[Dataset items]
%%
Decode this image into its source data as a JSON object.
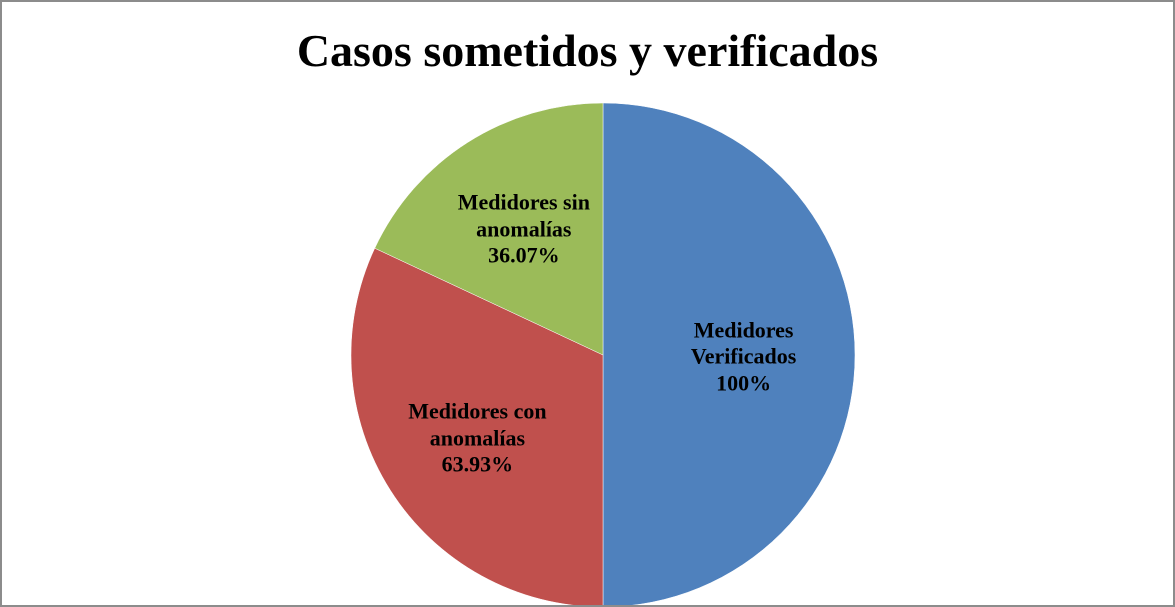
{
  "chart_data": {
    "type": "pie",
    "title": "Casos sometidos y verificados",
    "categories": [
      "Medidores Verificados",
      "Medidores con anomalías",
      "Medidores sin anomalías"
    ],
    "values": [
      100,
      63.93,
      36.07
    ],
    "value_labels": [
      "100%",
      "63.93%",
      "36.07%"
    ],
    "colors": [
      "#4f81bd",
      "#c0504d",
      "#9bbb59"
    ]
  }
}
%%
Copy each line from the data above that includes "Medidores".

      "Medidores Verificados",
      "Medidores con anomalías",
      "Medidores sin anomalías"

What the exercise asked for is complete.